* begin DATA LINES *
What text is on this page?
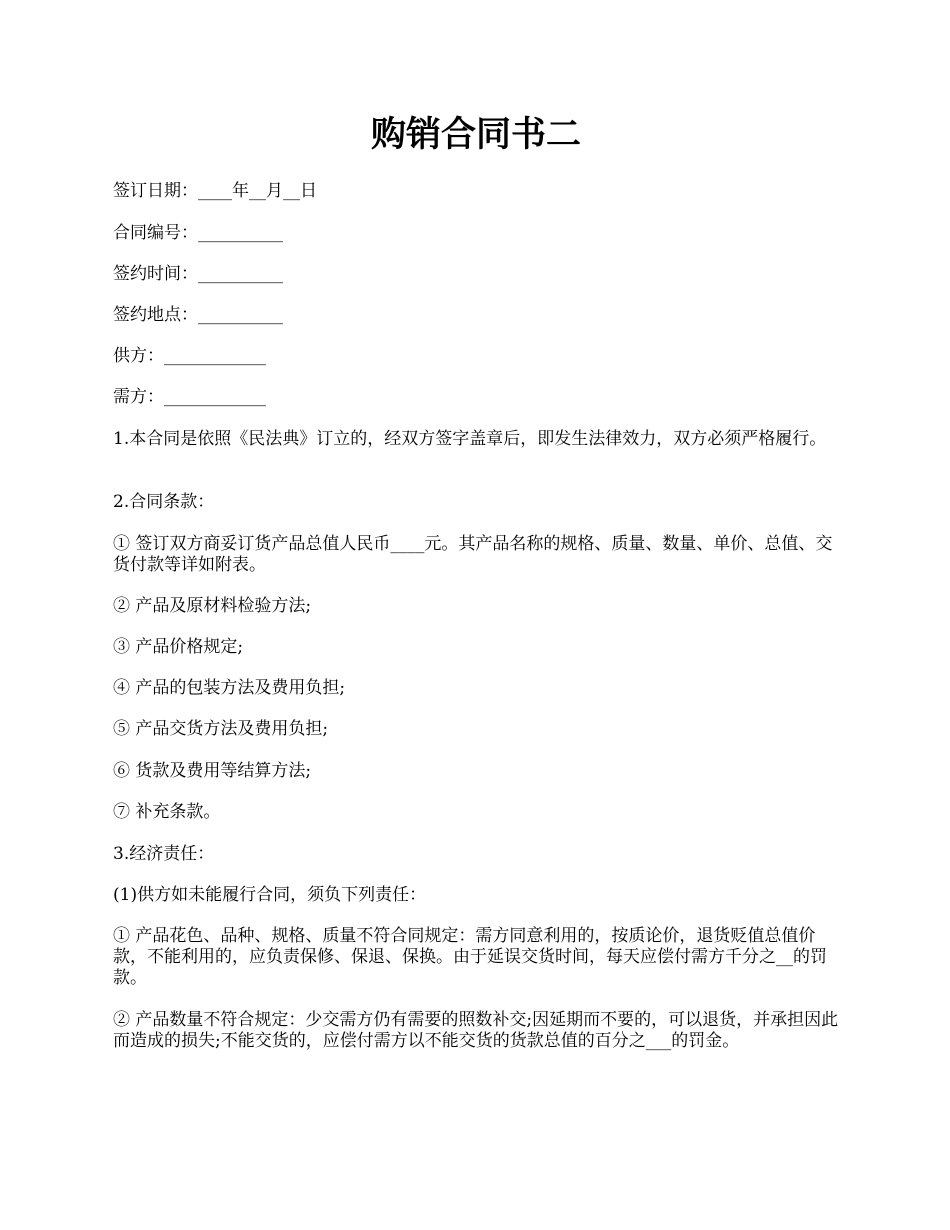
购销合同书二

签订日期：____年__月__日

合同编号：__________

签约时间：__________

签约地点：__________

供方：____________

需方：____________

1.本合同是依照《民法典》订立的，经双方签字盖章后，即发生法律效力，双方必须严格履行。

2.合同条款：

① 签订双方商妥订货产品总值人民币____元。其产品名称的规格、质量、数量、单价、总值、交货付款等详如附表。

② 产品及原材料检验方法;

③ 产品价格规定;

④ 产品的包装方法及费用负担;

⑤ 产品交货方法及费用负担;

⑥ 货款及费用等结算方法;

⑦ 补充条款。

3.经济责任：

(1)供方如未能履行合同，须负下列责任：

① 产品花色、品种、规格、质量不符合同规定：需方同意利用的，按质论价，退货贬值总值价款，不能利用的，应负责保修、保退、保换。由于延误交货时间，每天应偿付需方千分之__的罚款。

② 产品数量不符合规定：少交需方仍有需要的照数补交;因延期而不要的，可以退货，并承担因此而造成的损失;不能交货的，应偿付需方以不能交货的货款总值的百分之___的罚金。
* end DATA LINES *
TASK REQUIREMENTS: Write the full listing out again with every line unchanged, but include no pictures.

WRITTEN ANSWER:
What text is on this page?
购销合同书二

签订日期：____年__月__日

合同编号：__________

签约时间：__________

签约地点：__________

供方：____________

需方：____________

1.本合同是依照《民法典》订立的，经双方签字盖章后，即发生法律效力，双方必须严格履行。

2.合同条款：

① 签订双方商妥订货产品总值人民币____元。其产品名称的规格、质量、数量、单价、总值、交货付款等详如附表。

② 产品及原材料检验方法;

③ 产品价格规定;

④ 产品的包装方法及费用负担;

⑤ 产品交货方法及费用负担;

⑥ 货款及费用等结算方法;

⑦ 补充条款。

3.经济责任：

(1)供方如未能履行合同，须负下列责任：

① 产品花色、品种、规格、质量不符合同规定：需方同意利用的，按质论价，退货贬值总值价款，不能利用的，应负责保修、保退、保换。由于延误交货时间，每天应偿付需方千分之__的罚款。

② 产品数量不符合规定：少交需方仍有需要的照数补交;因延期而不要的，可以退货，并承担因此而造成的损失;不能交货的，应偿付需方以不能交货的货款总值的百分之___的罚金。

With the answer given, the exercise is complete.